What is being asked: Search the data below for the word "Carnival" and copy each line that holds it.

(Records)
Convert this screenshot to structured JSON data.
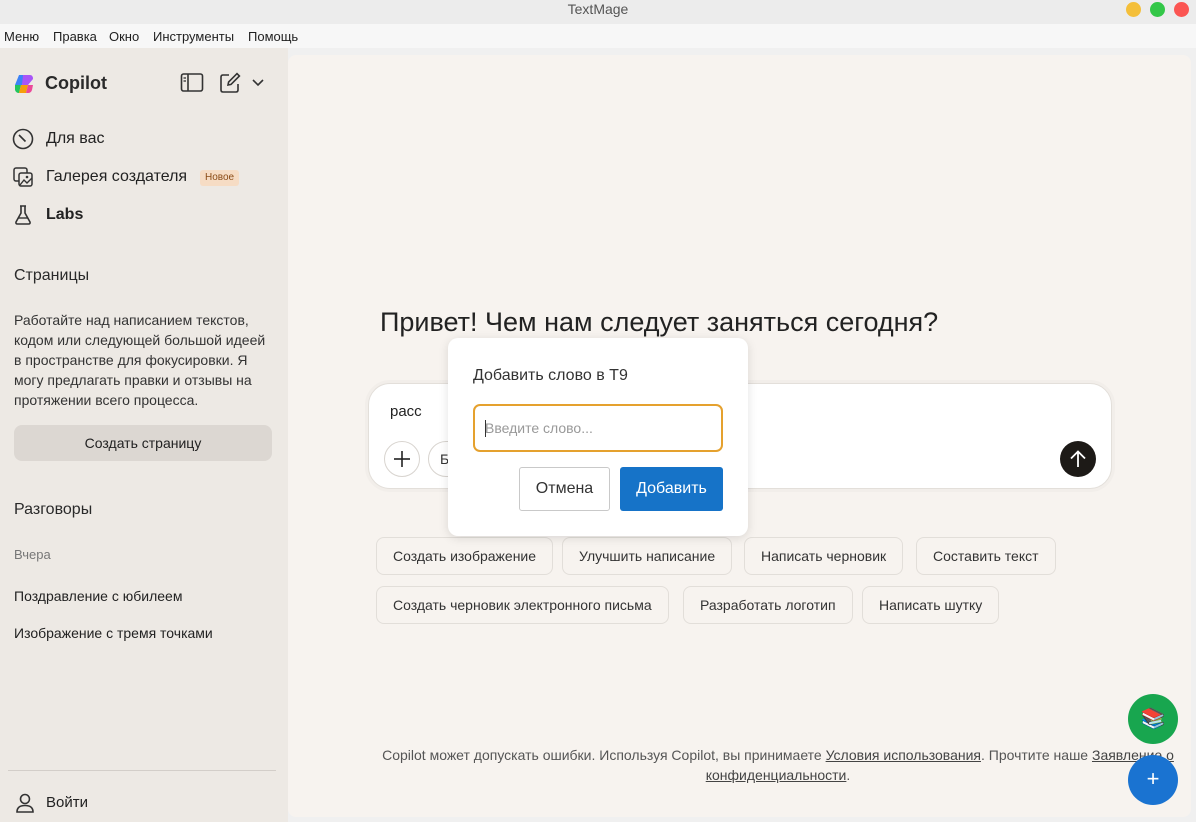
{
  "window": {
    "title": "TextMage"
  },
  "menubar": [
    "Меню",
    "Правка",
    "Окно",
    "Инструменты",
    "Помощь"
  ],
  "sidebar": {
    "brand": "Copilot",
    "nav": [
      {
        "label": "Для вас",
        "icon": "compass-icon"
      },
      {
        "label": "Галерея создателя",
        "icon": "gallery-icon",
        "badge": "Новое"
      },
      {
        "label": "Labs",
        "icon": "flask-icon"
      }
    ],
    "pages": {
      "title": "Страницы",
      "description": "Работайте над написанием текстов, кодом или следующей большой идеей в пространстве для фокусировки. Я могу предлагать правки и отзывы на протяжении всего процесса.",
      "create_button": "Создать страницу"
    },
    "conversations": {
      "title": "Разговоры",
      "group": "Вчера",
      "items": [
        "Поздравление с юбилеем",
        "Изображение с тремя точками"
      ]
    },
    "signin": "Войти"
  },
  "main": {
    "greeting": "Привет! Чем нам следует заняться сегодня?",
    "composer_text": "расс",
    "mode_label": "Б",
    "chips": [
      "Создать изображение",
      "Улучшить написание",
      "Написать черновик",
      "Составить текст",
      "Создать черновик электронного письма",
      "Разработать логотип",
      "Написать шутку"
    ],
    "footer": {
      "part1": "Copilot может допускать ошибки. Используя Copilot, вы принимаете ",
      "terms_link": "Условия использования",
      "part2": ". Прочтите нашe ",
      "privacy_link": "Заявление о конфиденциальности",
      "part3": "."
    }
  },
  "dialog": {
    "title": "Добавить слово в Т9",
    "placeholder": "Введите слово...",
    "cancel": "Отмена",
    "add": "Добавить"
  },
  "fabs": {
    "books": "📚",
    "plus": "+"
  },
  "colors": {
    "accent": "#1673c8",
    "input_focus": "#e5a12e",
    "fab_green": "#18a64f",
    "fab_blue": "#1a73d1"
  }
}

...

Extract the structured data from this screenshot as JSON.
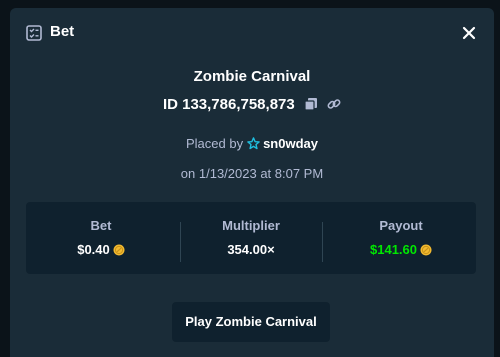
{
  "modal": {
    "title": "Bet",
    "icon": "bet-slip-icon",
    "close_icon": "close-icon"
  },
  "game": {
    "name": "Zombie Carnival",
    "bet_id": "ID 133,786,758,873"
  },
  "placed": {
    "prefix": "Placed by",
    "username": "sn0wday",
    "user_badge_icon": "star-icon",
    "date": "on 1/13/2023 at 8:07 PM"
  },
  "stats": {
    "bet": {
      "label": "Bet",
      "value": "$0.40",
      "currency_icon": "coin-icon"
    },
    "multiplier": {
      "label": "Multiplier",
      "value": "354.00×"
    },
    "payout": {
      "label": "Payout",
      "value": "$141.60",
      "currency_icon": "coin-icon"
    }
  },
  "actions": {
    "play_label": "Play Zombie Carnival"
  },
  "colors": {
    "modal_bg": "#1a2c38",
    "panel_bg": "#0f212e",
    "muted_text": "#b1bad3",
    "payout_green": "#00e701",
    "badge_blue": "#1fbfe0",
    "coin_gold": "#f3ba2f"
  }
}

Exercise solution:
    "name": "Zombie Carnival",
    "play_label": "Play Zombie Carnival"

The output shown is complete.